**What the exercise asks:**
Find how many lines in the material contain "pharmacien"; your answer should be that number alone.

**Input:**
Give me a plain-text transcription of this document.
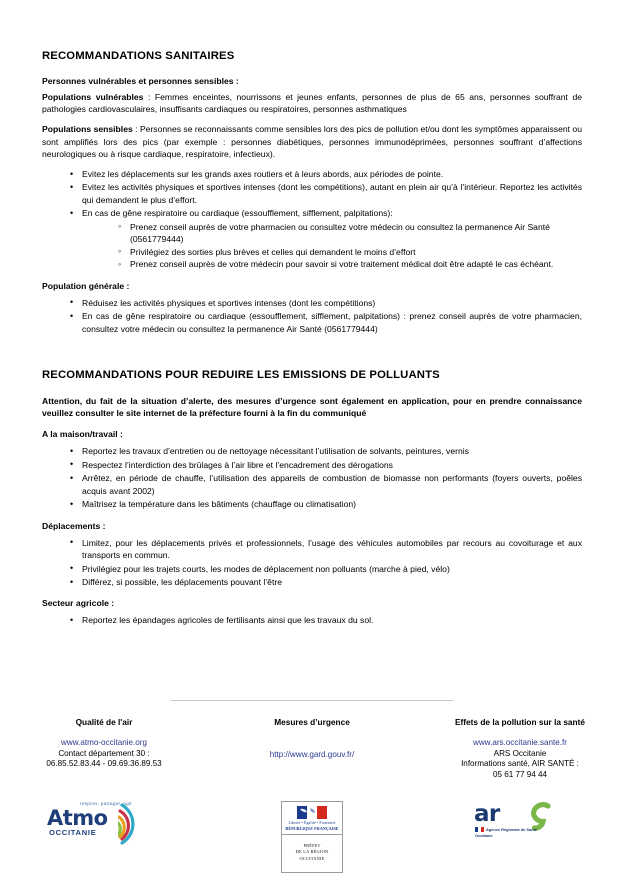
RECOMMANDATIONS SANITAIRES
Personnes vulnérables et personnes sensibles :

Populations vulnérables : Femmes enceintes, nourrissons et jeunes enfants, personnes de plus de 65 ans, personnes souffrant de pathologies cardiovasculaires, insuffisants cardiaques ou respiratoires, personnes asthmatiques

Populations sensibles : Personnes se reconnaissants comme sensibles lors des pics de pollution et/ou dont les symptômes apparaissent ou sont amplifiés lors des pics (par exemple : personnes diabétiques, personnes immunodéprimées, personnes souffrant d’affections neurologiques ou à risque cardiaque, respiratoire, infectieux).

• Evitez les déplacements sur les grands axes routiers et à leurs abords, aux périodes de pointe.
• Evitez les activités physiques et sportives intenses (dont les compétitions), autant en plein air qu’à l’intérieur. Reportez les activités qui demandent le plus d’effort.
• En cas de gêne respiratoire ou cardiaque (essoufflement, sifflement, palpitations):
◦ Prenez conseil auprès de votre pharmacien ou consultez votre médecin ou consultez la permanence Air Santé (0561779444)
◦ Privilégiez des sorties plus brèves et celles qui demandent le moins d’effort
◦ Prenez conseil auprès de votre médecin pour savoir si votre traitement médical doit être adapté le cas échéant.
Population générale :
• Réduisez les activités physiques et sportives intenses (dont les compétitions)
• En cas de gêne respiratoire ou cardiaque (essoufflement, sifflement, palpitations) : prenez conseil auprès de votre pharmacien, consultez votre médecin ou consultez la permanence Air Santé (0561779444)
RECOMMANDATIONS POUR REDUIRE LES EMISSIONS DE POLLUANTS

Attention, du fait de la situation d’alerte, des mesures d’urgence sont également en application, pour en prendre connaissance veuillez consulter le site internet de la préfecture fourni à la fin du communiqué

A la maison/travail :
• Reportez les travaux d’entretien ou de nettoyage nécessitant l’utilisation de solvants, peintures, vernis
• Respectez l’interdiction des brûlages à l’air libre et l’encadrement des dérogations
• Arrêtez, en période de chauffe, l’utilisation des appareils de combustion de biomasse non performants (foyers ouverts, poêles acquis avant 2002)
• Maîtrisez la température dans les bâtiments (chauffage ou climatisation)
Déplacements :
• Limitez, pour les déplacements privés et professionnels, l’usage des véhicules automobiles par recours au covoiturage et aux transports en commun.
• Privilégiez pour les trajets courts, les modes de déplacement non polluants (marche à pied, vélo)
• Différez, si possible, les déplacements pouvant l’être
Secteur agricole :
• Reportez les épandages agricoles de fertilisants ainsi que les travaux du sol.
Qualité de l'air
www.atmo-occitanie.org
Contact département 30 :
06.85.52.83.44 - 09.69.36.89.53
Mesures d’urgence
http://www.gard.gouv.fr/
Effets de la pollution sur la santé
www.ars.occitanie.sante.fr
ARS Occitanie
Informations santé, AIR SANTÉ :
05 61 77 94 44
respirer, partager, agir
Atmo
OCCITANIE
Liberté • Égalité • Fraternité
RÉPUBLIQUE FRANÇAISE
PRÉFET
DE LA RÉGION
OCCITANIE
ar
Agence Régionale de Santé
Occitanie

**Response to the task:**
2